▶ _Exercise directions_: Rewrite the material below, changing every "candlestick" to "candle" and keeping everything else as it is. Don't include the pictures in your answer.

Stored items:
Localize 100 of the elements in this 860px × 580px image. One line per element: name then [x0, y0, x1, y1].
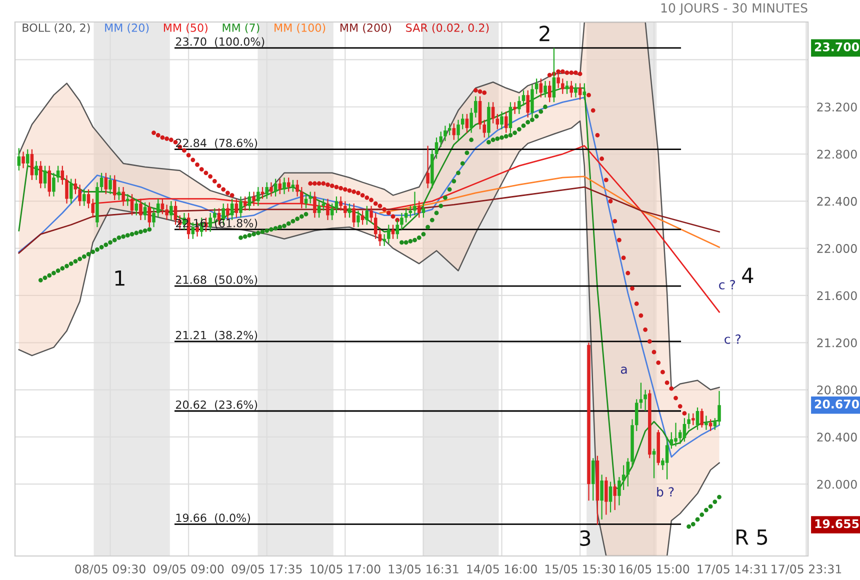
- candlestick: [69, 178, 73, 204]
- candlestick: [460, 113, 464, 130]
- candlestick: [117, 186, 121, 201]
- candlestick: [382, 234, 386, 247]
- y-tick-label: 20.800: [817, 386, 857, 394]
- candlestick: [270, 182, 273, 198]
- candlestick: [692, 412, 695, 426]
- candlestick: [374, 212, 378, 240]
- candlestick: [48, 165, 51, 198]
- text: MM (100): [274, 23, 326, 34]
- candlestick: [243, 196, 247, 212]
- candlestick: [665, 436, 669, 480]
- candlestick: [600, 474, 604, 520]
- annotation: 1: [115, 270, 124, 286]
- candlestick: [65, 174, 68, 204]
- candlestick: [482, 119, 486, 138]
- candlestick: [548, 80, 552, 103]
- candlestick: [626, 458, 630, 488]
- candlestick: [700, 408, 704, 428]
- y-tick-label: 23.200: [817, 102, 857, 112]
- candlestick: [470, 108, 473, 134]
- candlestick: [344, 200, 347, 218]
- candlestick: [170, 200, 173, 221]
- y-tick-label: 19.655: [815, 519, 859, 528]
- y-tick-label: 20.000: [817, 480, 857, 489]
- ref-line-label: 23.70 (100.0%): [176, 37, 264, 48]
- candlestick: [682, 418, 686, 442]
- candlestick: [570, 80, 573, 98]
- candlestick: [634, 398, 638, 432]
- candlestick: [491, 102, 495, 124]
- candlestick: [408, 205, 412, 218]
- annotation: c ?: [719, 280, 735, 290]
- ref-line-label: 22.84 (78.6%): [176, 138, 258, 148]
- candlestick: [370, 205, 373, 223]
- line-series: [379, 176, 720, 248]
- candlestick: [43, 165, 47, 189]
- candlestick: [448, 122, 452, 136]
- candlestick: [439, 131, 442, 148]
- candlestick: [513, 102, 516, 114]
- annotation: b ?: [657, 486, 674, 497]
- line-series: [18, 22, 720, 390]
- annotation: 4: [742, 268, 754, 283]
- candlestick: [496, 113, 500, 130]
- candlestick: [252, 191, 256, 206]
- candlestick: [112, 174, 116, 201]
- y-tick-label: 23.700: [814, 42, 859, 52]
- x-tick-label: 17/05 23:31: [772, 564, 842, 574]
- candlestick: [330, 202, 334, 221]
- candlestick: [613, 484, 616, 511]
- candlestick: [713, 418, 717, 430]
- candlestick: [22, 151, 25, 169]
- candlestick: [326, 198, 330, 221]
- candlestick: [122, 186, 125, 206]
- candlestick: [561, 78, 564, 94]
- candlestick: [434, 136, 438, 160]
- candlestick: [130, 194, 134, 216]
- candlestick: [156, 198, 160, 218]
- candlestick: [574, 82, 578, 98]
- candlestick: [165, 204, 168, 221]
- candlestick: [82, 188, 86, 206]
- candlestick: [708, 418, 712, 432]
- candlestick: [126, 194, 130, 206]
- annotation: c ?: [724, 334, 741, 344]
- candlestick: [400, 212, 404, 230]
- candlestick: [339, 196, 342, 212]
- candlestick: [152, 208, 156, 228]
- candlestick: [296, 179, 299, 198]
- candlestick: [396, 219, 399, 240]
- candlestick: [518, 96, 521, 114]
- candlestick: [143, 202, 147, 221]
- text: MM (50): [164, 23, 208, 34]
- annotation: R 5: [736, 529, 768, 545]
- candlestick: [622, 464, 626, 491]
- candlestick: [387, 224, 390, 244]
- ref-line-label: 22.16 (61.8%): [176, 218, 258, 229]
- text: MM (7): [222, 23, 260, 34]
- candlestick: [696, 406, 700, 430]
- ref-line-label: 21.68 (50.0%): [176, 275, 258, 286]
- candlestick: [365, 205, 369, 226]
- candlestick: [208, 212, 212, 232]
- candlestick: [526, 90, 530, 118]
- candlestick: [426, 145, 430, 189]
- candlestick: [378, 228, 382, 247]
- candlestick: [352, 202, 356, 228]
- candlestick: [17, 148, 21, 172]
- candlestick: [565, 80, 569, 94]
- annotation: a: [620, 366, 627, 374]
- candlestick: [356, 210, 360, 228]
- candlestick: [444, 125, 447, 142]
- y-tick-label: 21.600: [817, 291, 857, 300]
- candlestick: [687, 412, 690, 430]
- candlestick: [248, 191, 252, 212]
- text: BOLL (20, 2): [22, 23, 90, 34]
- candlestick: [100, 172, 104, 192]
- ref-line-label: 20.62 (23.6%): [176, 400, 258, 410]
- candlestick: [278, 178, 282, 195]
- candlestick: [608, 481, 612, 513]
- candlestick: [260, 186, 264, 200]
- ref-line-label: 21.21 (38.2%): [176, 330, 258, 341]
- candlestick: [644, 389, 647, 412]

▶ _Exercise response_:
Localize 100 of the elements in this 860px × 580px image. One line per element: name then [x0, y0, x1, y1].
- candle: [69, 178, 73, 204]
- candle: [460, 113, 464, 130]
- candle: [117, 186, 121, 201]
- candle: [382, 234, 386, 247]
- y-tick-label: 20.800: [817, 386, 857, 394]
- candle: [270, 182, 273, 198]
- candle: [692, 412, 695, 426]
- candle: [374, 212, 378, 240]
- candle: [48, 165, 51, 198]
- text: MM (100): [274, 23, 326, 34]
- candle: [243, 196, 247, 212]
- candle: [665, 436, 669, 480]
- candle: [600, 474, 604, 520]
- annotation: 1: [115, 270, 124, 286]
- candle: [65, 174, 68, 204]
- candle: [482, 119, 486, 138]
- candle: [548, 80, 552, 103]
- candle: [626, 458, 630, 488]
- candle: [700, 408, 704, 428]
- y-tick-label: 23.200: [817, 102, 857, 112]
- candle: [470, 108, 473, 134]
- candle: [344, 200, 347, 218]
- candle: [170, 200, 173, 221]
- y-tick-label: 19.655: [815, 519, 859, 528]
- y-tick-label: 20.000: [817, 480, 857, 489]
- ref-line-label: 23.70 (100.0%): [176, 37, 264, 48]
- candle: [682, 418, 686, 442]
- candle: [570, 80, 573, 98]
- candle: [634, 398, 638, 432]
- candle: [491, 102, 495, 124]
- candle: [408, 205, 412, 218]
- annotation: c ?: [719, 280, 735, 290]
- ref-line-label: 22.84 (78.6%): [176, 138, 258, 148]
- candle: [370, 205, 373, 223]
- line-series: [379, 176, 720, 248]
- candle: [43, 165, 47, 189]
- candle: [448, 122, 452, 136]
- candle: [439, 131, 442, 148]
- candle: [513, 102, 516, 114]
- annotation: b ?: [657, 486, 674, 497]
- line-series: [18, 22, 720, 390]
- annotation: 4: [742, 268, 754, 283]
- candle: [496, 113, 500, 130]
- candle: [252, 191, 256, 206]
- candle: [112, 174, 116, 201]
- y-tick-label: 23.700: [814, 42, 859, 52]
- x-tick-label: 17/05 23:31: [772, 564, 842, 574]
- candle: [330, 202, 334, 221]
- candle: [613, 484, 616, 511]
- candle: [713, 418, 717, 430]
- candle: [22, 151, 25, 169]
- candle: [326, 198, 330, 221]
- candle: [122, 186, 125, 206]
- candle: [561, 78, 564, 94]
- candle: [434, 136, 438, 160]
- candle: [130, 194, 134, 216]
- candle: [156, 198, 160, 218]
- candle: [574, 82, 578, 98]
- candle: [165, 204, 168, 221]
- candle: [82, 188, 86, 206]
- candle: [708, 418, 712, 432]
- candle: [126, 194, 130, 206]
- annotation: c ?: [724, 334, 741, 344]
- candle: [400, 212, 404, 230]
- candle: [339, 196, 342, 212]
- candle: [152, 208, 156, 228]
- candle: [296, 179, 299, 198]
- candle: [396, 219, 399, 240]
- candle: [518, 96, 521, 114]
- candle: [143, 202, 147, 221]
- text: MM (50): [164, 23, 208, 34]
- annotation: R 5: [736, 529, 768, 545]
- candle: [622, 464, 626, 491]
- candle: [387, 224, 390, 244]
- ref-line-label: 22.16 (61.8%): [176, 218, 258, 229]
- text: MM (7): [222, 23, 260, 34]
- candle: [696, 406, 700, 430]
- ref-line-label: 21.68 (50.0%): [176, 275, 258, 286]
- candle: [365, 205, 369, 226]
- candle: [208, 212, 212, 232]
- candle: [526, 90, 530, 118]
- candle: [426, 145, 430, 189]
- candle: [378, 228, 382, 247]
- candle: [352, 202, 356, 228]
- candle: [17, 148, 21, 172]
- candle: [565, 80, 569, 94]
- annotation: a: [620, 366, 627, 374]
- candle: [356, 210, 360, 228]
- candle: [444, 125, 447, 142]
- y-tick-label: 21.600: [817, 291, 857, 300]
- candle: [687, 412, 690, 430]
- candle: [248, 191, 252, 212]
- text: BOLL (20, 2): [22, 23, 90, 34]
- candle: [100, 172, 104, 192]
- ref-line-label: 20.62 (23.6%): [176, 400, 258, 410]
- candle: [278, 178, 282, 195]
- candle: [608, 481, 612, 513]
- candle: [260, 186, 264, 200]
- ref-line-label: 21.21 (38.2%): [176, 330, 258, 341]
- candle: [644, 389, 647, 412]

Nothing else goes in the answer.